** START Records for processing **

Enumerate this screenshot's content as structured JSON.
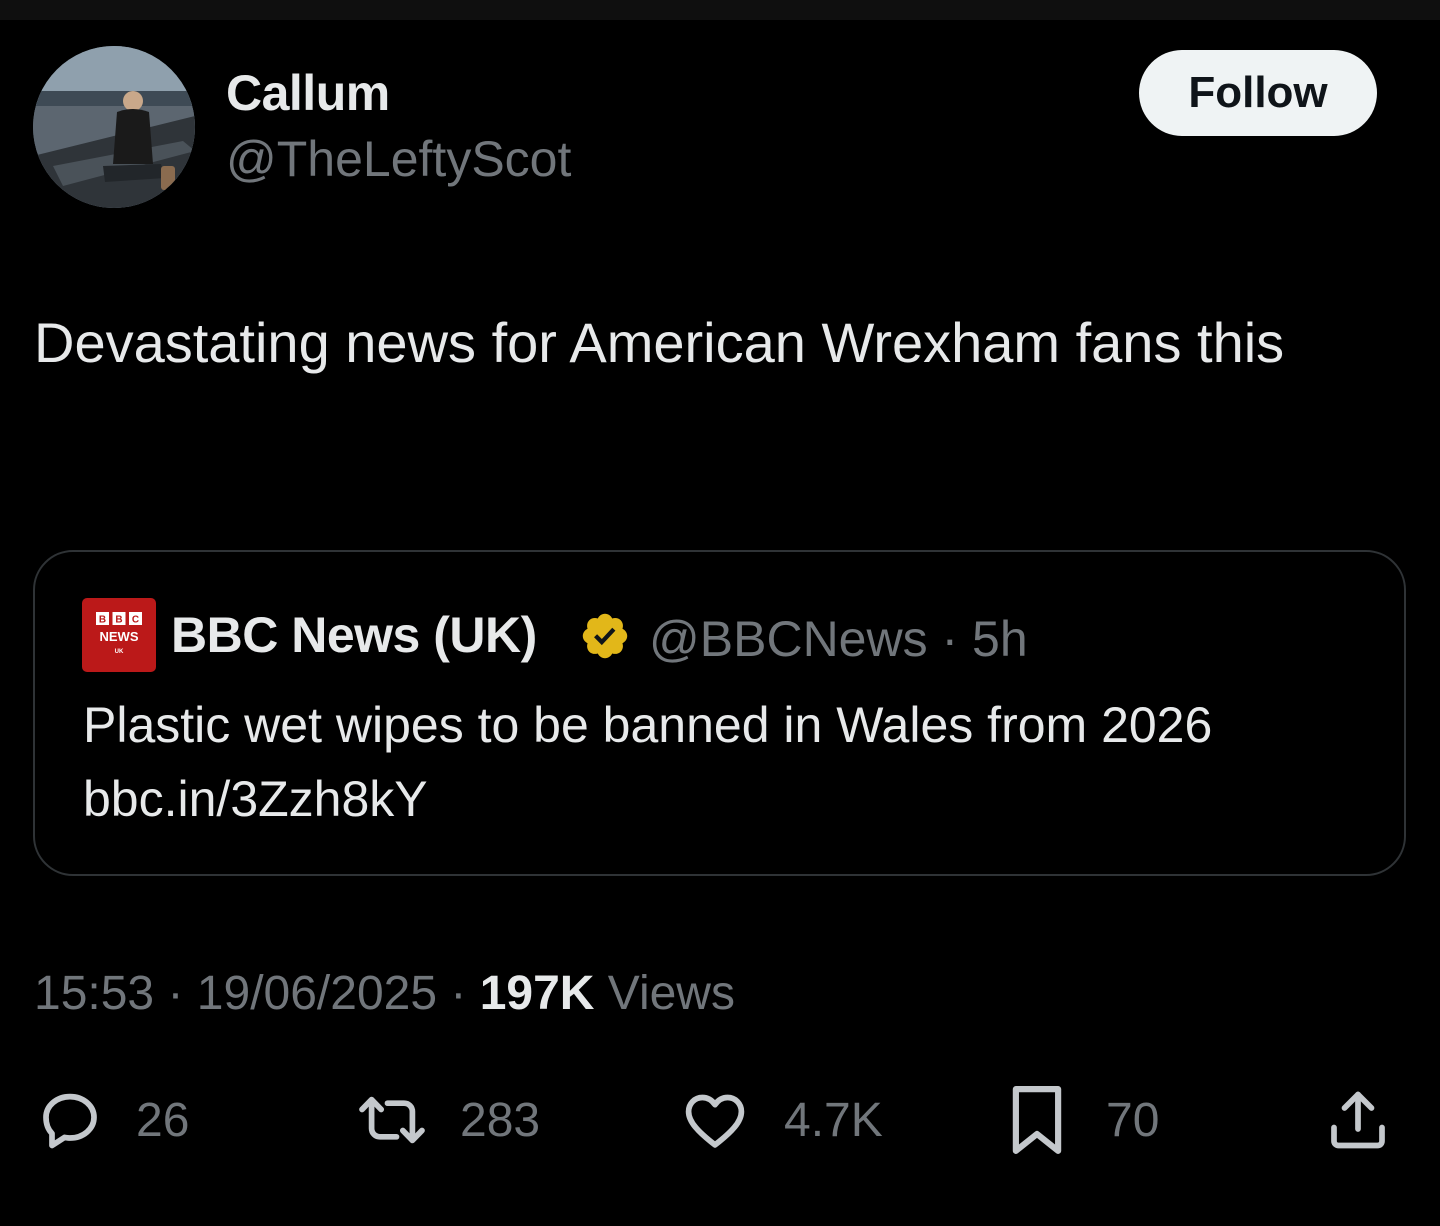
{
  "author": {
    "display_name": "Callum",
    "handle": "@TheLeftyScot",
    "follow_label": "Follow"
  },
  "tweet": {
    "text": "Devastating news for American Wrexham fans this"
  },
  "quote": {
    "logo_lines": [
      "BBC",
      "NEWS",
      "UK"
    ],
    "display_name": "BBC News (UK)",
    "verified_icon": "verified-badge-icon",
    "meta": "@BBCNews · 5h",
    "text_line1": "Plastic wet wipes to be banned in Wales from 2026",
    "text_line2": "bbc.in/3Zzh8kY"
  },
  "meta": {
    "time": "15:53",
    "date": "19/06/2025",
    "separator": "·",
    "views_count": "197K",
    "views_label": "Views"
  },
  "actions": {
    "replies": "26",
    "reposts": "283",
    "likes": "4.7K",
    "bookmarks": "70"
  },
  "colors": {
    "background": "#000000",
    "primary_text": "#e7e9ea",
    "secondary_text": "#71767b",
    "border": "#2f3336",
    "verified_gold": "#e2b719",
    "bbc_red": "#bb1919"
  }
}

** END Records for processing **

■ Exercise task:
Scan the listing above and copy all lines containing the word "this".

■ Correct output:
Enumerate this screenshot's content as structured JSON.
    "text": "Devastating news for American Wrexham fans this"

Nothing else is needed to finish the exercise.